* Consigne: Transcrivez à l'identique le passage de l'article ci-dessous sur l'influence russe en Afrique qui va de « Le dispositif russe » à « tache d'huile localement. », ces deux extraits compris.

* Texte fourni:
Banderole pro-Poutine au Burkina Faso en janvier 2023.

Banderole pro-Poutine au Burkina Faso en janvier 2023. - Olympia de Maismont

Emmanuel Macron se déplace ce mercredi en Afrique où il se rendra au Gabon, en Angola au Congo et en République démocratique du Congo d'ici dimanche. Tandis que la France cherche à redéfinir son rôle dans un continent qu'elle dit ne plus tenir pour son "pré carré", elle doit faire face à l'influence grandissante de la Russie.

Diminution de la présence militaire française sur place, coopération fondée sur les investissements plutôt que sur les aides, restitution d'œuvres d'art. Tandis qu'Emmanuel Macron démarre ce mercredi une tournée diplomatique qui l'emmènera au Gabon, en Angola, au Congo et en République démocratique du Congo en cinq jours, le président de la République a livré dès lundi sa vision d'un rôle redéfini de la France en Afrique

Avec une logique: le continent n'est pas, ou n'est plus, le "pré carré" de l'ancienne puissance coloniale. Encore faut-il qu'il ne devienne pas celui des Russes. Car depuis le déploiement de la milice Wagner dans les territoires que les Français ont dû quitter, jusqu'à sa diplomatie officielle, en passant par l'organisation de sommets économiques d'un genre nouveau, la Russie a replacé l'Afrique au centre de sa politique étrangère. Jouant à fond la carte de la concurrence avec une France en cours d'évincement.

Wagner met en musique la politique africaine du Kremlin

Sylvie Bermann, consultante diplomatie de BFMTV, a vu de près la reconfiguration africaine de l'entreprise internationale du Kremlin. Celle qui fut l'ambassadrice de France en Russie confie à BFMTV.com: "Quand je suis arrivée à Moscou, en 2017, l'intérêt russe pour l'Afrique m'a beaucoup frappée".

Le dispositif russe a une face émergée: le groupe Wagner. Si la guerre en Ukraine, la barbarie de ses unités et les déclarations tempétueuses de son chef Evgueni Prigojine, ont mécaniquement accru l'attention portée à la milice privée, celui-ci s'est implanté en Afrique bien avant ce conflit. Elle s'est d'abord imposée dans le paysage centrafricain, avant de s'exporter au Mali et au Burkina Faso. Là même où les troupes hexagonales ont été contraintes de plier bagages, sur fond d'une hostilité anti-française qui semble faire tache d'huile localement.

Ancien officier du KGB désormais réfugié en France, auteur récemment de L'Engrenage, Sergueï Jirnov confirme le jeu de vases communicants: "La Russie s'est installée au Mali, au Burkina Faso, pour remplacer les Français, elle joue très clairement la concurrence avec la France."

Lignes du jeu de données
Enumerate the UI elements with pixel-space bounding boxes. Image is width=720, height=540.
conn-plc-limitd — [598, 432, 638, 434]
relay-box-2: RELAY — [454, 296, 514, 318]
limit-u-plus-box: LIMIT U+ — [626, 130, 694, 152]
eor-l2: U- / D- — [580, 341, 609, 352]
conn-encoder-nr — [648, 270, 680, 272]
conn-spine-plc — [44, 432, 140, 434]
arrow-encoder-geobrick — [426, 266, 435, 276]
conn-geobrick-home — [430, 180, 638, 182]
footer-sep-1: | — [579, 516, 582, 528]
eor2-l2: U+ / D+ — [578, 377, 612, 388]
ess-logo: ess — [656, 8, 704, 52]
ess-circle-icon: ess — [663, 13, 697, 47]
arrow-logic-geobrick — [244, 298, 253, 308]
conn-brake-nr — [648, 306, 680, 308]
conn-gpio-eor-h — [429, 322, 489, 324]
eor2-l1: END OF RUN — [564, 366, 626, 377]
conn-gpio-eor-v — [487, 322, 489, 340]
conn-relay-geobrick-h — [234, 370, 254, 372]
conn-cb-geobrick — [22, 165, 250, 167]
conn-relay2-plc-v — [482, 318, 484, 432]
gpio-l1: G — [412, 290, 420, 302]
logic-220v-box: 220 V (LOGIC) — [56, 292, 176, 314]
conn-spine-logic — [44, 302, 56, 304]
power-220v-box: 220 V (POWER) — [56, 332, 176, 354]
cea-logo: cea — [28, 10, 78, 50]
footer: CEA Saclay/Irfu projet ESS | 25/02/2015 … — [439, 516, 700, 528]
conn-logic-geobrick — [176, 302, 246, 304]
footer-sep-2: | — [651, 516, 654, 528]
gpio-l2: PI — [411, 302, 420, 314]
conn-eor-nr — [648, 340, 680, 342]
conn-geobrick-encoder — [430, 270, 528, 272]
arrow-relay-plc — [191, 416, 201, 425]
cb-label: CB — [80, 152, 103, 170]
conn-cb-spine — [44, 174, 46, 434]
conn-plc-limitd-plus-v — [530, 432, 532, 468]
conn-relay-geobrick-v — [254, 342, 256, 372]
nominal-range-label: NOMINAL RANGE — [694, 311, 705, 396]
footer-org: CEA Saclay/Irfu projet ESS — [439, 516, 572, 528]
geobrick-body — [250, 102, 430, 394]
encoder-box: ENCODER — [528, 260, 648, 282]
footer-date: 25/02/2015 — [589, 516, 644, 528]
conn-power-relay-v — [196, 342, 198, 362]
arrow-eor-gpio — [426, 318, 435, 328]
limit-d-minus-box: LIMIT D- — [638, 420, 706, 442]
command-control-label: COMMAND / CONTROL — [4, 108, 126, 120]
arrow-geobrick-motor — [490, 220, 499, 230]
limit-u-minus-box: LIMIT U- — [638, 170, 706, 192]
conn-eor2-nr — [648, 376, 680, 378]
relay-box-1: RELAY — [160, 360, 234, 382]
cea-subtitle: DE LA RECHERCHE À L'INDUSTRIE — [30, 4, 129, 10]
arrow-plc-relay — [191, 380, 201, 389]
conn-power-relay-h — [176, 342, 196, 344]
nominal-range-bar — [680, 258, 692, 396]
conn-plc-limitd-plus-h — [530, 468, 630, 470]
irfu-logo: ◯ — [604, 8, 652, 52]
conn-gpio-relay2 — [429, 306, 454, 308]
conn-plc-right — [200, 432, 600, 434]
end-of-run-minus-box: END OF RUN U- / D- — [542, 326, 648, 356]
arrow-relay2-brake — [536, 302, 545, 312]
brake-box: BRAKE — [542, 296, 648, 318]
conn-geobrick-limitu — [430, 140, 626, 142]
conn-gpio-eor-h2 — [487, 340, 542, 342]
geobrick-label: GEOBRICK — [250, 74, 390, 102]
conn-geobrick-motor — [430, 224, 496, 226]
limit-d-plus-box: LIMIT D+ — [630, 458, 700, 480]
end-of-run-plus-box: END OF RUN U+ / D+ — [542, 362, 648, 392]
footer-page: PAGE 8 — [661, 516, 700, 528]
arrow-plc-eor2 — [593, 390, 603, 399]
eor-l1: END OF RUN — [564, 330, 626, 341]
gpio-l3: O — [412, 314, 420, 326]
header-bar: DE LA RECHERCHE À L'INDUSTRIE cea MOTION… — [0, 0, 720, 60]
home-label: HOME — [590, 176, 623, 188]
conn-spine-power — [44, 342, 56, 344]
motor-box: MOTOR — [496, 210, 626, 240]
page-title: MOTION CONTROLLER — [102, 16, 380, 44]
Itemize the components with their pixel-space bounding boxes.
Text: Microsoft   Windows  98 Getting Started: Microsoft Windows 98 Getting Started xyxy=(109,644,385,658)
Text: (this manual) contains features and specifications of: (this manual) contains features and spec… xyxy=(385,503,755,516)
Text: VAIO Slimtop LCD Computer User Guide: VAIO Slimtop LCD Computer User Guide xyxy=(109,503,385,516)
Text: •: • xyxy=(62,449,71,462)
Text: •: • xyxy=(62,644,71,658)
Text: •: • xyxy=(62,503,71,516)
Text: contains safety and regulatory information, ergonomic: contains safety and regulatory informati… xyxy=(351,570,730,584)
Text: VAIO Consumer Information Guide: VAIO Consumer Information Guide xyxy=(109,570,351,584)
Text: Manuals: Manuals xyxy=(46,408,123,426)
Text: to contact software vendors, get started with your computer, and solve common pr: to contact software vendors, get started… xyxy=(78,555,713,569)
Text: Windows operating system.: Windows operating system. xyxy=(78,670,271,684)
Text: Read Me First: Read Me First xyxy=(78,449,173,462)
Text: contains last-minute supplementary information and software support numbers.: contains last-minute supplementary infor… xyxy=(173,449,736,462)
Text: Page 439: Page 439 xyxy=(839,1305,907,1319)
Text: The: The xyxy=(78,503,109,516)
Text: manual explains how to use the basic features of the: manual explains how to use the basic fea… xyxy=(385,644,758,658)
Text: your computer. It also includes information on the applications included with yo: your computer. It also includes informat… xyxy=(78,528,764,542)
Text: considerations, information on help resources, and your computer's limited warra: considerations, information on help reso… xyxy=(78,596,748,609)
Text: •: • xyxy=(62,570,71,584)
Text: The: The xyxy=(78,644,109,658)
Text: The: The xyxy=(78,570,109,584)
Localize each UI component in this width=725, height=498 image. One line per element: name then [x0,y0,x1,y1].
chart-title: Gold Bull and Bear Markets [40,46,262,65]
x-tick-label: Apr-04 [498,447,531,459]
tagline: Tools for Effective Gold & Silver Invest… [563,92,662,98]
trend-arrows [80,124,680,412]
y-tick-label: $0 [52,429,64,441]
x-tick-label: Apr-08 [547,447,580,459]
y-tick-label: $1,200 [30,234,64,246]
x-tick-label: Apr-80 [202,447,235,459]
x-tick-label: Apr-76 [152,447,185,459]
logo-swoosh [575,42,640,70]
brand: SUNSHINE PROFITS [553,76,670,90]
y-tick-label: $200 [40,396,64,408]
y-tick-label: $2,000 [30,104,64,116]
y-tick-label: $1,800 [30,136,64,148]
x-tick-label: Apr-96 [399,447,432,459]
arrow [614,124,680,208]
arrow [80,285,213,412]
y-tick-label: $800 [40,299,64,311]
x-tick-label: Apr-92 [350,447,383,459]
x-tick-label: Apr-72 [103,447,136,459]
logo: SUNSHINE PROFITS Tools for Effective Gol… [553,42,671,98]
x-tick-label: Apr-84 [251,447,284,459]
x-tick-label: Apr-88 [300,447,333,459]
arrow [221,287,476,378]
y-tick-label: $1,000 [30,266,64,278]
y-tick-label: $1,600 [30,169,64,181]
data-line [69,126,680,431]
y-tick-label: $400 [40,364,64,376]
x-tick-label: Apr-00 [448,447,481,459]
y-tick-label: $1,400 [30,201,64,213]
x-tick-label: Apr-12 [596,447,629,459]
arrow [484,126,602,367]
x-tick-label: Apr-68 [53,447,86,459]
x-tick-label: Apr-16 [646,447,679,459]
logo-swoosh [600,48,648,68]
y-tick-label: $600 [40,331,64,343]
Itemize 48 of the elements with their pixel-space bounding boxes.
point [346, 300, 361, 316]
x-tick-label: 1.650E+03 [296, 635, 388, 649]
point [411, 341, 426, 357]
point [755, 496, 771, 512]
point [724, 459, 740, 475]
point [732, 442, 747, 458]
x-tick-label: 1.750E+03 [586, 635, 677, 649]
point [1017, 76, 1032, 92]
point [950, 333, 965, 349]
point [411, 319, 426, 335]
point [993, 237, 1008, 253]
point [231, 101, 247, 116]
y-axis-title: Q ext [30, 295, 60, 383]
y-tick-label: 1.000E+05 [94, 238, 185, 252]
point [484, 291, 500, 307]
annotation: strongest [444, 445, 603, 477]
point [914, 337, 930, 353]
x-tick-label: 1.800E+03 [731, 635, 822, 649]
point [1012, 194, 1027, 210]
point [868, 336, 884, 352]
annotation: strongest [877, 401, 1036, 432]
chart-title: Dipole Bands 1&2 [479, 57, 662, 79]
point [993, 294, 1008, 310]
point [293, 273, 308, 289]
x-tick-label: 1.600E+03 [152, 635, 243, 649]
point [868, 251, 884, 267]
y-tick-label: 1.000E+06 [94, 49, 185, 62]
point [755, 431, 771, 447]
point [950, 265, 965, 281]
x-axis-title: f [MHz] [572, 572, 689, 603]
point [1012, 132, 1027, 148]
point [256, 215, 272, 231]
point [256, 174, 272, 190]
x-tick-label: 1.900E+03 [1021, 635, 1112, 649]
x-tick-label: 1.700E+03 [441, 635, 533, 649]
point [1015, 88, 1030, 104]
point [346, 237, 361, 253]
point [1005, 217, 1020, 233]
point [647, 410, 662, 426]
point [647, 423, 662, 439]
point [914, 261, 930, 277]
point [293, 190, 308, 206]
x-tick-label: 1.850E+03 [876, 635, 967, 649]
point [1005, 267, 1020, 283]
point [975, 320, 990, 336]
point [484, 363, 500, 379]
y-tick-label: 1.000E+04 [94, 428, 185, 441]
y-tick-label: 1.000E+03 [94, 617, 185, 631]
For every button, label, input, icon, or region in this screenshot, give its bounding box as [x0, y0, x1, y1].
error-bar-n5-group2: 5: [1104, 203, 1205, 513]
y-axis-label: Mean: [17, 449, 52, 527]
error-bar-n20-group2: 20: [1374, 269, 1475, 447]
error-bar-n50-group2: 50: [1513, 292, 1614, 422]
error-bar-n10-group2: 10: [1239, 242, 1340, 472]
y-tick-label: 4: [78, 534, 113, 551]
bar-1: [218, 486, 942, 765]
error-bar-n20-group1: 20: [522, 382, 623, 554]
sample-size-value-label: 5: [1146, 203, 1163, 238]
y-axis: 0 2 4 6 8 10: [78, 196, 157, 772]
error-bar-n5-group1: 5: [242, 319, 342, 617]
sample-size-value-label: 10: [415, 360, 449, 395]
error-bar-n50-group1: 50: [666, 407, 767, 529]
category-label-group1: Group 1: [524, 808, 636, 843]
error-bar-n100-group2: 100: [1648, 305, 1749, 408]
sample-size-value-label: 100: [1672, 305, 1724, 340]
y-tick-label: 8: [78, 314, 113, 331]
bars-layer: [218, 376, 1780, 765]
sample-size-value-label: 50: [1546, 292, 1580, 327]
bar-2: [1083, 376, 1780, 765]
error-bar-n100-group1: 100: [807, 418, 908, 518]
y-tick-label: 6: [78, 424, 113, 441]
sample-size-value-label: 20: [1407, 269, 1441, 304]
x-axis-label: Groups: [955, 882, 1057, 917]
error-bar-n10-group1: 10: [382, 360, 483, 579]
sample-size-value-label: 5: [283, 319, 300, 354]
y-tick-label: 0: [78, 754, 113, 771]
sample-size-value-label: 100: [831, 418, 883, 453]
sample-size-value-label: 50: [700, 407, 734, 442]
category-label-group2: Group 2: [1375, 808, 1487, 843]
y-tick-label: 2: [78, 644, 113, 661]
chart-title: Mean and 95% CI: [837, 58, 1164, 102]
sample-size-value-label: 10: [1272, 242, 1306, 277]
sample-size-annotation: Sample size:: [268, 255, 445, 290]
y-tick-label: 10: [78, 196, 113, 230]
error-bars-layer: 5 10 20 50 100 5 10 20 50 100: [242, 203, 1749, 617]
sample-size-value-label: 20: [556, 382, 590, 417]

* Réponse rédigée:
Le dispositif russe a une face émergée: le groupe Wagner. Si la guerre en Ukraine, la barbarie de ses unités et les déclarations tempétueuses de son chef Evgueni Prigojine, ont mécaniquement accru l'attention portée à la milice privée, celui-ci s'est implanté en Afrique bien avant ce conflit. Elle s'est d'abord imposée dans le paysage centrafricain, avant de s'exporter au Mali et au Burkina Faso. Là même où les troupes hexagonales ont été contraintes de plier bagages, sur fond d'une hostilité anti-française qui semble faire tache d'huile localement.